Document segment>
Graduation date: 2007
The thesis focuses on model-based approximation methods for reinforcement
learning with large scale applications such as combinatorial optimization problems.
First, the thesis proposes two new model-based methods to stablize the
value–function approximation for reinforcement learning. The first one is the
BFBP algorithm, a batch-like reinforcement learning process which iterates between
the exploration and exploitation stages of the learning process. For the
exploitation part, this thesis investigates the plausibility and performance of
using more efficient offline algorithms such as linear regression, regression trees,
and SVMs for value–function approximators. The thesis discovers that with systematic
local search methods such as Limited Discrepancy Search and a good
initial heuristic, the algorithm often coverges faster and to a better level of
performance, compared with epsilon greedy exploration methods.
The second method combines linear programming with the kernel trick to
find value–function approximators for reinforcement learning. One formulation
is based on SVM regression; the second is based on the Bellman equation; and
the third seeks only to ensure that good moves have an advantage over bad
moves. All formulations attempt to minimize the number of support vectors
while fitting the data. The advantage of the kernel methods is that they can
easily adjust the complexity of the function approximator to fit the complexity
of the value function.
The thesis also proposes a model-based policy gradient reinforcement learning
algorithm. In our approach, we learn the models P(s′|s, a) and R(s′|s, a),
and then use dynamic programming to compute the value of the policy directly
from the model. Unlike online sampling-based policy gradient algorithms, it
does not suffer from high variances, and it also converges faster.
In summary, the thesis purposed model-based approximation algorithms
for both value function based and policy gradient reinforcement learning, with
promising application results on multiple problem domains and job-shop scheduling
benchmarks.

Supplied data>
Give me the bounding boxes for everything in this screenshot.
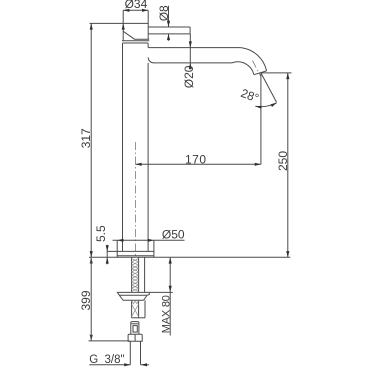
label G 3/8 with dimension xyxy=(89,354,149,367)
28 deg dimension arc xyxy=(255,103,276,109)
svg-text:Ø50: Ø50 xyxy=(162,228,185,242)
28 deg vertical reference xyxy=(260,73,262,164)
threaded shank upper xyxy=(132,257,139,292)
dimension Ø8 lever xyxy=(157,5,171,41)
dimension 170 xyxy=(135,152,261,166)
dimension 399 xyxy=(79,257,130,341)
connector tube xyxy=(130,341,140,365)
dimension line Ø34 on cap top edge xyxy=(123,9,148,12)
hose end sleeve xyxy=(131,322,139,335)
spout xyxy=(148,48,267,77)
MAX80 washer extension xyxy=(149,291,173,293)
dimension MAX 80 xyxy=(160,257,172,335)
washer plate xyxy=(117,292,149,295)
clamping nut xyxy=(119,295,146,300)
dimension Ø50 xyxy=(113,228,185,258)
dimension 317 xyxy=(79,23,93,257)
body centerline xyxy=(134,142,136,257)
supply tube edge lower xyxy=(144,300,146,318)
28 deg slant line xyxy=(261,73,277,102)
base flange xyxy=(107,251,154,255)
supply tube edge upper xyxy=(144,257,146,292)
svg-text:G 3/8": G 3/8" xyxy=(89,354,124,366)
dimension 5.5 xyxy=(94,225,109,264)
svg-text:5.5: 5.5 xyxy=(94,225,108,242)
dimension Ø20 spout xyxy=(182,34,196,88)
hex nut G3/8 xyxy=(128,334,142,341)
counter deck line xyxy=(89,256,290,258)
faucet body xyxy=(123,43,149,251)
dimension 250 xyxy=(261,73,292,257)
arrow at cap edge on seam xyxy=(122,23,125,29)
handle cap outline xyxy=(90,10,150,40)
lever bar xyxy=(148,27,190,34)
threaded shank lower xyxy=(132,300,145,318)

Goal A> According to the thesis abstract, what does the third linear programming formulation try to ensure?
Goal B> Rewrite the paragraph of the thesis abstract that begins "The second method combines linear programming" as a short bulleted list that keeps its main facts.

Written response A> It seeks only to ensure that good moves have an advantage over bad moves.

Written response B>
- Combines linear programming with the kernel trick to find value–function approximators for reinforcement learning.
- Offers three formulations: one based on SVM regression, one based on the Bellman equation, and one that seeks only to ensure good moves have an advantage over bad moves.
- All formulations try to minimize the number of support vectors while fitting the data.
- Kernel methods can easily adjust the approximator's complexity to fit the complexity of the value function.